Exercise goal: Print the entries below word for word; the pictures stay out of your copy.

The records:
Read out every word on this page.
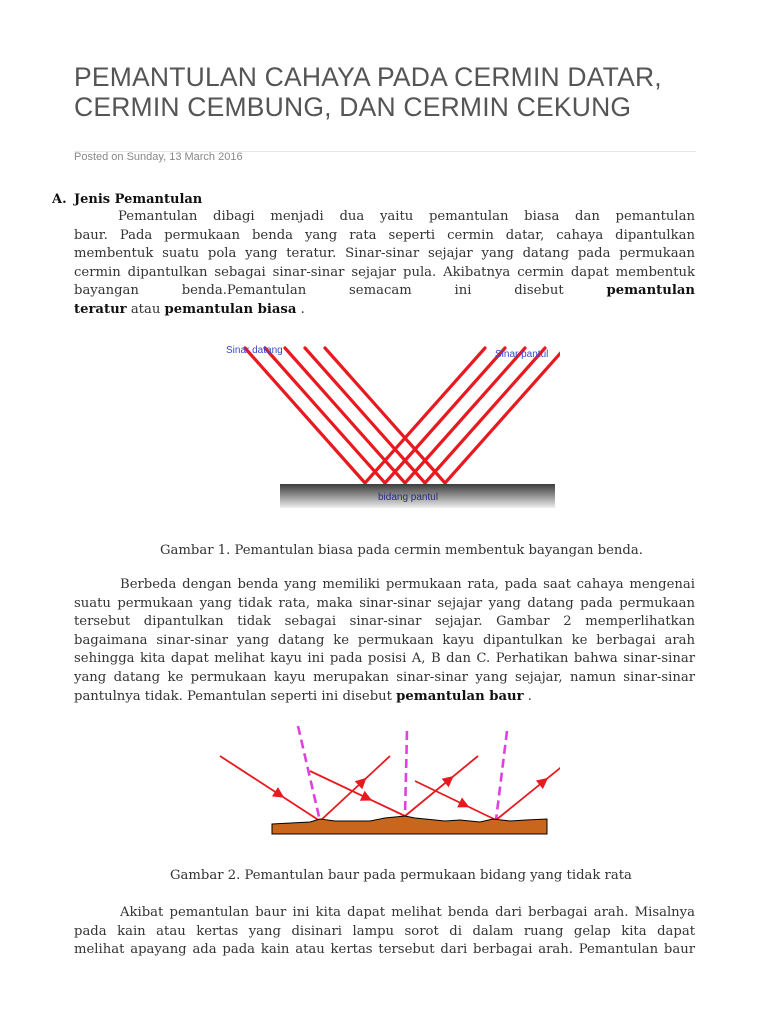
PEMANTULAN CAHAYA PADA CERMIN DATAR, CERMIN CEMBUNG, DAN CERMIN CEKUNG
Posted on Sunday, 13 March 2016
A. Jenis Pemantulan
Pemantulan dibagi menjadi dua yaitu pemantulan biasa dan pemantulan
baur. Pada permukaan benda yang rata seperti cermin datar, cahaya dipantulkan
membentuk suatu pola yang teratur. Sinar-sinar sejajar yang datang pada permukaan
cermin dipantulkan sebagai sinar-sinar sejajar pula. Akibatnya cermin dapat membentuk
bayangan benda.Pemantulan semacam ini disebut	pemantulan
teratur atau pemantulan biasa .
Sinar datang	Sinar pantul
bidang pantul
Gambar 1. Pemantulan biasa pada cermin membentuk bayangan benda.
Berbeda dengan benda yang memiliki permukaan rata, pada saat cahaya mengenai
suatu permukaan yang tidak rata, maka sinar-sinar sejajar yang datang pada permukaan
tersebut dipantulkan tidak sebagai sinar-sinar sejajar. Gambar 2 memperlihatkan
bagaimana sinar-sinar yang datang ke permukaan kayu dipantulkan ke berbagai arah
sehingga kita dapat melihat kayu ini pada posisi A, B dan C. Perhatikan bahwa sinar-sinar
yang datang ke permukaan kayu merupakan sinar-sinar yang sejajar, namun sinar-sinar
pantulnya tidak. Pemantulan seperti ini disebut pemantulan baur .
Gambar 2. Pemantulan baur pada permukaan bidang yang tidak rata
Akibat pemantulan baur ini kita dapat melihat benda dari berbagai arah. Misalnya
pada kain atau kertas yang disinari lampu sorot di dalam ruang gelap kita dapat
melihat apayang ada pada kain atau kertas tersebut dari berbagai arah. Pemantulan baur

Solution:
Read out every word on this page.
PEMANTULAN CAHAYA PADA CERMIN DATAR, CERMIN CEMBUNG, DAN CERMIN CEKUNG
Posted on Sunday, 13 March 2016
A. Jenis Pemantulan
Pemantulan dibagi menjadi dua yaitu pemantulan biasa dan pemantulan
baur. Pada permukaan benda yang rata seperti cermin datar, cahaya dipantulkan
membentuk suatu pola yang teratur. Sinar-sinar sejajar yang datang pada permukaan
cermin dipantulkan sebagai sinar-sinar sejajar pula. Akibatnya cermin dapat membentuk
bayangan benda.Pemantulan semacam ini disebut	pemantulan
teratur atau pemantulan biasa .
Sinar datang	Sinar pantul
bidang pantul
Gambar 1. Pemantulan biasa pada cermin membentuk bayangan benda.
Berbeda dengan benda yang memiliki permukaan rata, pada saat cahaya mengenai
suatu permukaan yang tidak rata, maka sinar-sinar sejajar yang datang pada permukaan
tersebut dipantulkan tidak sebagai sinar-sinar sejajar. Gambar 2 memperlihatkan
bagaimana sinar-sinar yang datang ke permukaan kayu dipantulkan ke berbagai arah
sehingga kita dapat melihat kayu ini pada posisi A, B dan C. Perhatikan bahwa sinar-sinar
yang datang ke permukaan kayu merupakan sinar-sinar yang sejajar, namun sinar-sinar
pantulnya tidak. Pemantulan seperti ini disebut pemantulan baur .
Gambar 2. Pemantulan baur pada permukaan bidang yang tidak rata
Akibat pemantulan baur ini kita dapat melihat benda dari berbagai arah. Misalnya
pada kain atau kertas yang disinari lampu sorot di dalam ruang gelap kita dapat
melihat apayang ada pada kain atau kertas tersebut dari berbagai arah. Pemantulan baur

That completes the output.